=== What is needed ===
Copy every line in the records below that contains the word "receiver".
--
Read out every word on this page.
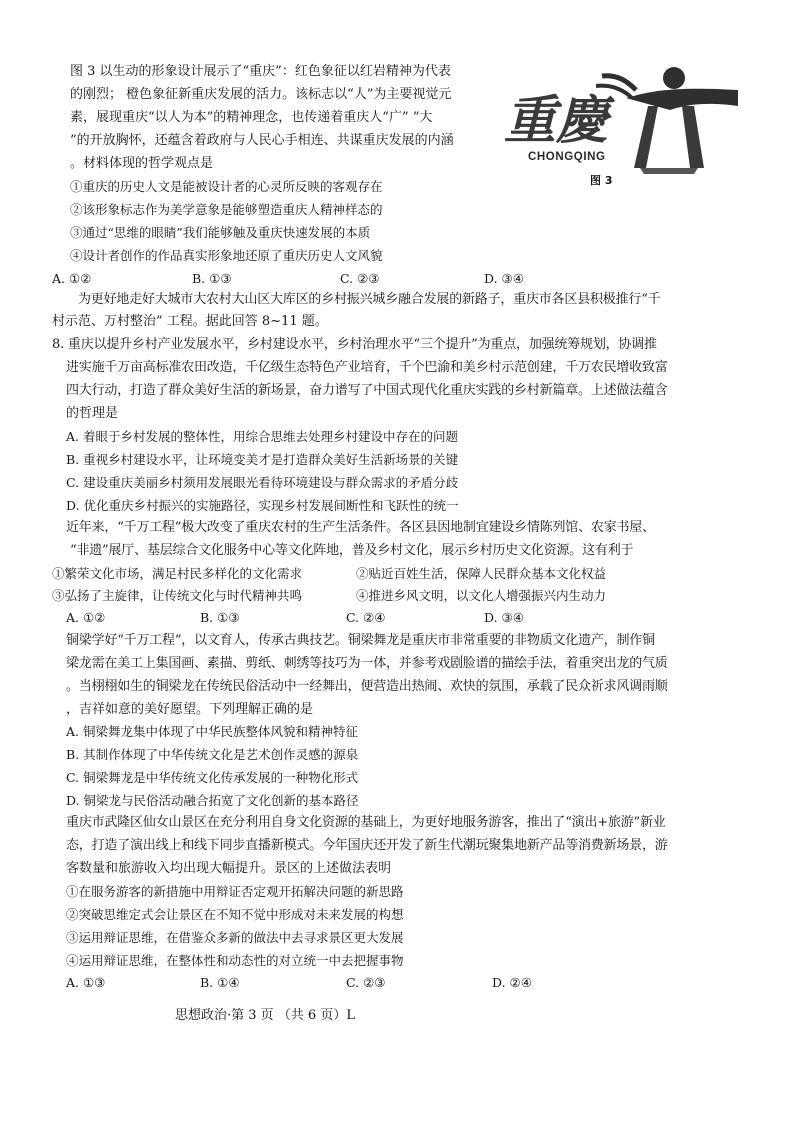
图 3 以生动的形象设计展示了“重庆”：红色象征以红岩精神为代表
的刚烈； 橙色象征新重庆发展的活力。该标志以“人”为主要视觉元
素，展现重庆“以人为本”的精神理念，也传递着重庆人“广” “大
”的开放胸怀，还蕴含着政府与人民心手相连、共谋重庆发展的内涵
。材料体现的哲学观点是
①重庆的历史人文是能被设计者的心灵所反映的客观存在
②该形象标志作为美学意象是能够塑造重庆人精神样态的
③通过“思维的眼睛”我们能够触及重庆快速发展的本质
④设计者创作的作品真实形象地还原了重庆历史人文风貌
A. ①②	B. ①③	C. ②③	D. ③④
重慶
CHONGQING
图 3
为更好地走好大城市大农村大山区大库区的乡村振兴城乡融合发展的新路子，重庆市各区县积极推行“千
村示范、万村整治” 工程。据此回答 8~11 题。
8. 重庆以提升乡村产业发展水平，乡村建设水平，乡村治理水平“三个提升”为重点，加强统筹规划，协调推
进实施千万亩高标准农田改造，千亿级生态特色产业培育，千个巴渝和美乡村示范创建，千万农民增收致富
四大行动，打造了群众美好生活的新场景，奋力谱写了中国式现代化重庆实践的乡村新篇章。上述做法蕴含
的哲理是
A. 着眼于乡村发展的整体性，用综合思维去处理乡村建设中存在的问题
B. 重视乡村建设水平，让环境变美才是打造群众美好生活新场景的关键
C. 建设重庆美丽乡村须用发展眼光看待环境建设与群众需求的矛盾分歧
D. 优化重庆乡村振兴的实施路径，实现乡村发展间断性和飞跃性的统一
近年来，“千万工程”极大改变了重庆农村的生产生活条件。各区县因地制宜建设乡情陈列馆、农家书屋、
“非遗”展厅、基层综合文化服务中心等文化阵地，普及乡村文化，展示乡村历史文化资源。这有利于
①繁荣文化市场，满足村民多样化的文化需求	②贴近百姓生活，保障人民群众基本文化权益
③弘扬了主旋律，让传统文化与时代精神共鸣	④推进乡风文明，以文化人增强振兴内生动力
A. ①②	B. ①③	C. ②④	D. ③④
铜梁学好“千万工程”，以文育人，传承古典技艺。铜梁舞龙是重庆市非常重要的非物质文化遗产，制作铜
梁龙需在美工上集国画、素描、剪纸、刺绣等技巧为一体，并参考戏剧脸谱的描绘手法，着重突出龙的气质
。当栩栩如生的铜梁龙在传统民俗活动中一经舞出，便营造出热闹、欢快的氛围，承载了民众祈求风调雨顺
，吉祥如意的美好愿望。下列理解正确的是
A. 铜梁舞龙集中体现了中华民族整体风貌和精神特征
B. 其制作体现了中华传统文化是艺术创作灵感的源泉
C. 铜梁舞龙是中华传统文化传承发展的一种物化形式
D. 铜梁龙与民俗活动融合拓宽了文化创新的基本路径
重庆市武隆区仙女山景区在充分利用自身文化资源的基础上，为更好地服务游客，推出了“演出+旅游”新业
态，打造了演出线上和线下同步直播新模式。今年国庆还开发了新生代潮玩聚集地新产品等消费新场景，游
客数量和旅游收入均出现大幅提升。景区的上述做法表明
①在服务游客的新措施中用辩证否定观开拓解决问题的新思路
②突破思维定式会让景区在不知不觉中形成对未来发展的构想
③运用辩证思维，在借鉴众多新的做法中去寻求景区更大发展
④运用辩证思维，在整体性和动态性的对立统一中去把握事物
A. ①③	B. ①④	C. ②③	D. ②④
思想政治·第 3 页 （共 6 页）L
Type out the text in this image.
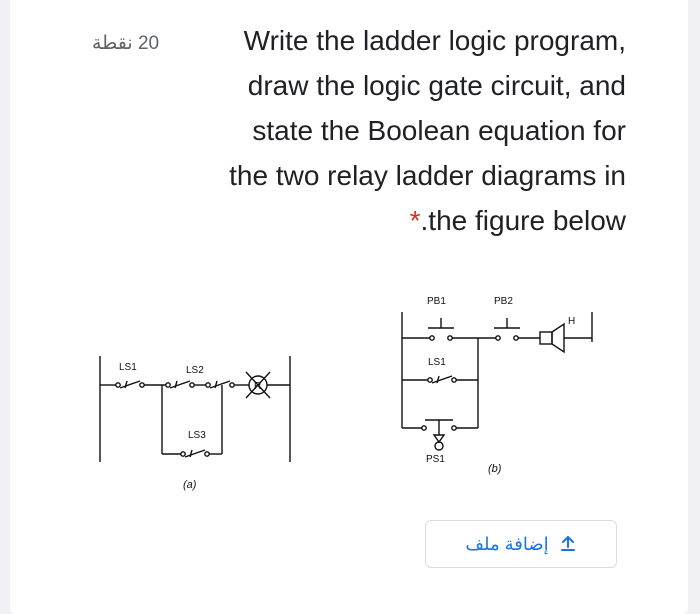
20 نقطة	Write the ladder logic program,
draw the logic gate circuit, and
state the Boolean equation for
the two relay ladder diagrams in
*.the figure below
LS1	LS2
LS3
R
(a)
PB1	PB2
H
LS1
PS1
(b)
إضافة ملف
--
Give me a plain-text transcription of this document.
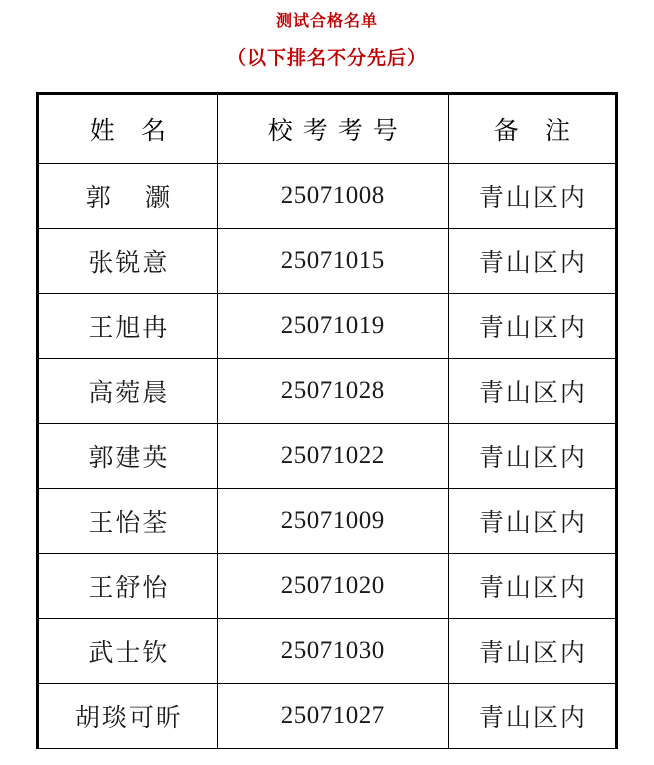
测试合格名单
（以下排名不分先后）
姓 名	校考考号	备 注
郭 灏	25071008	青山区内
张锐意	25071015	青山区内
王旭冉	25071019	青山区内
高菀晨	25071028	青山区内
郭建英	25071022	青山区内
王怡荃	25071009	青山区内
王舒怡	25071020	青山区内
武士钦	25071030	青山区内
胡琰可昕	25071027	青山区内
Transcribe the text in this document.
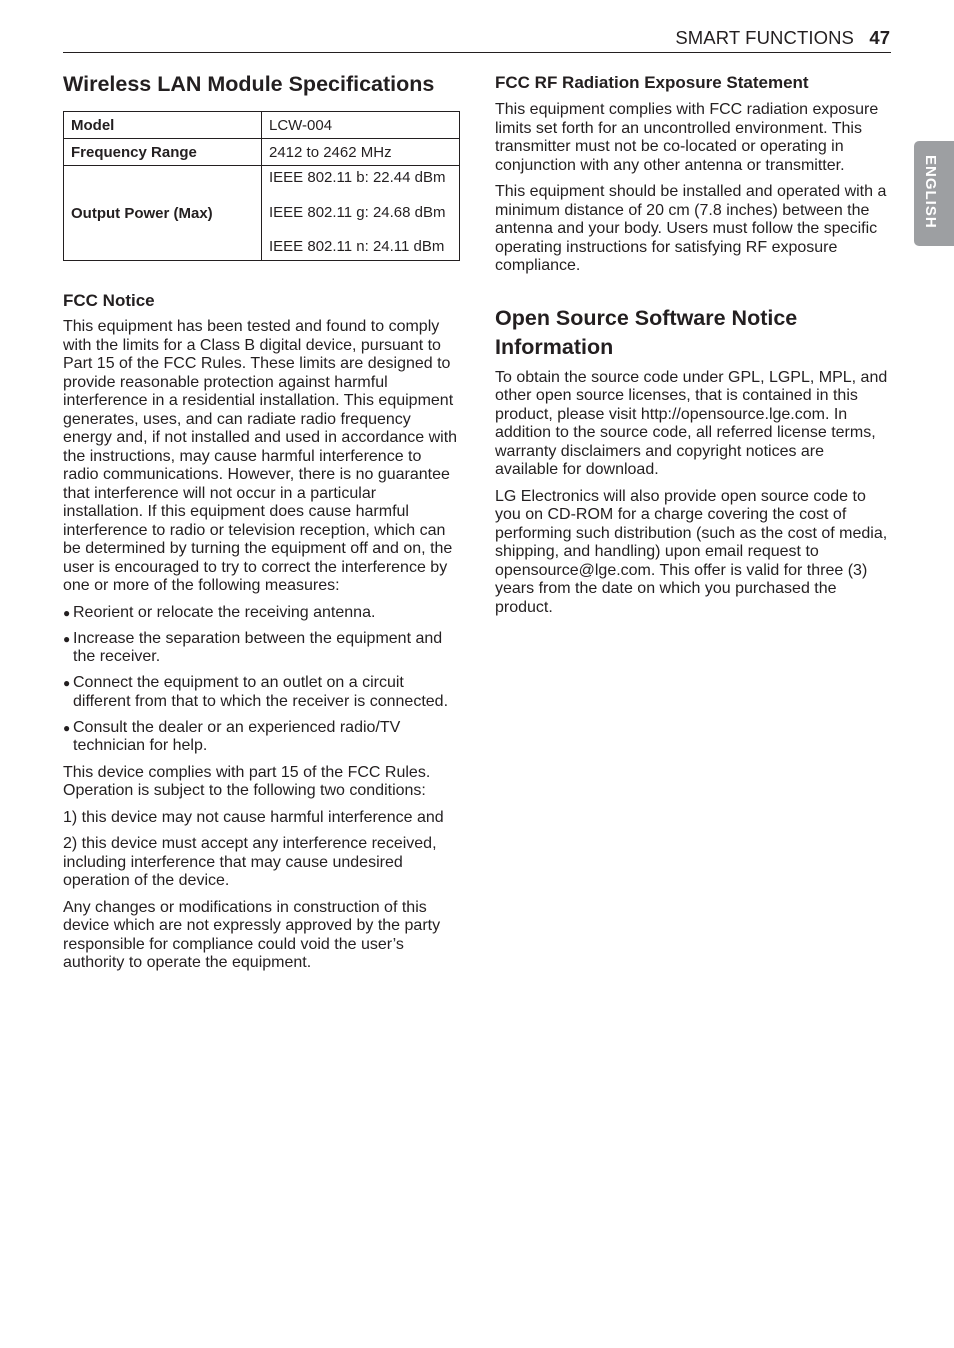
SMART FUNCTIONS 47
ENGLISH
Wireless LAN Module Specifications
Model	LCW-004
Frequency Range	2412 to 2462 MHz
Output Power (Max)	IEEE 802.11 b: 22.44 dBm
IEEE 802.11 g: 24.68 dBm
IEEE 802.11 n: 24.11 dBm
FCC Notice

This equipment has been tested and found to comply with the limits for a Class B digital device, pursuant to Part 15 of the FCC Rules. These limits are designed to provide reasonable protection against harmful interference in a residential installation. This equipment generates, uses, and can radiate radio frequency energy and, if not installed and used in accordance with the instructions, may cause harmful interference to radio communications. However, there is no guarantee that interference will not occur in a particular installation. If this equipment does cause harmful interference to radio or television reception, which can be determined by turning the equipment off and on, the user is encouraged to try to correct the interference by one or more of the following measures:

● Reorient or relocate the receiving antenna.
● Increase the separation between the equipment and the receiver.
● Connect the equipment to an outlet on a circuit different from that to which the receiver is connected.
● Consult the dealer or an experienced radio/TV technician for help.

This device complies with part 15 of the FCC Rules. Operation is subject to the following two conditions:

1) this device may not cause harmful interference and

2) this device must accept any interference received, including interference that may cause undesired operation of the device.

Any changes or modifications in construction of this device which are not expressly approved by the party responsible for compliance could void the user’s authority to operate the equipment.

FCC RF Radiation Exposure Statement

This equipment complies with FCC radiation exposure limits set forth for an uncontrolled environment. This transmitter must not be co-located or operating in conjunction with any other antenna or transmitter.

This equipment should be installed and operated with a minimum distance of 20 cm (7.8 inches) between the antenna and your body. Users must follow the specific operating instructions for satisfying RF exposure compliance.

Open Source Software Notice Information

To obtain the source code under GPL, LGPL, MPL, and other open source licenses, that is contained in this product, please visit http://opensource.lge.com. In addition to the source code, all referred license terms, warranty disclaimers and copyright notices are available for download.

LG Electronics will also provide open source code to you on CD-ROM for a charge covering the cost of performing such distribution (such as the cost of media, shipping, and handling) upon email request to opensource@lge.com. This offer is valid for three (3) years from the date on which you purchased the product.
--
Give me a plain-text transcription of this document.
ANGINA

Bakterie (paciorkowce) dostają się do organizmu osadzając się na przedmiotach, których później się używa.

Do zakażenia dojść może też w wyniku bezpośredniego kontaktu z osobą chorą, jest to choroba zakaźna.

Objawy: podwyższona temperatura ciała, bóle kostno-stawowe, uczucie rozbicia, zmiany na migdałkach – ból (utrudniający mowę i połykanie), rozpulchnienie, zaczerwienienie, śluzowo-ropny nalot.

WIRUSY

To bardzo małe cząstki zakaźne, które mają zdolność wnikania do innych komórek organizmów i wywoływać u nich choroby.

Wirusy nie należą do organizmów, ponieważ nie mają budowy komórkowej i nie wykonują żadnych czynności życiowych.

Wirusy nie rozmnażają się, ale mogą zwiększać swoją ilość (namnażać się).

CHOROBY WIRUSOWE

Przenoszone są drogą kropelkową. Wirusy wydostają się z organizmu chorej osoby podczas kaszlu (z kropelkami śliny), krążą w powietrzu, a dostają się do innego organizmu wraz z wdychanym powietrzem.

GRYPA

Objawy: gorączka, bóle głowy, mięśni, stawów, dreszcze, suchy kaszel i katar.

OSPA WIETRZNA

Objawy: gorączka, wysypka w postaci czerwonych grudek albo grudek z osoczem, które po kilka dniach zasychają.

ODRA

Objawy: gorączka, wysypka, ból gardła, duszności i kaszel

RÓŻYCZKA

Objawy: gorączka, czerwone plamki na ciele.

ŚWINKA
--
=== Expected output ===
● Increase the separation between the equipment and the receiver.
● Connect the equipment to an outlet on a circuit different from that to which the receiver is connected.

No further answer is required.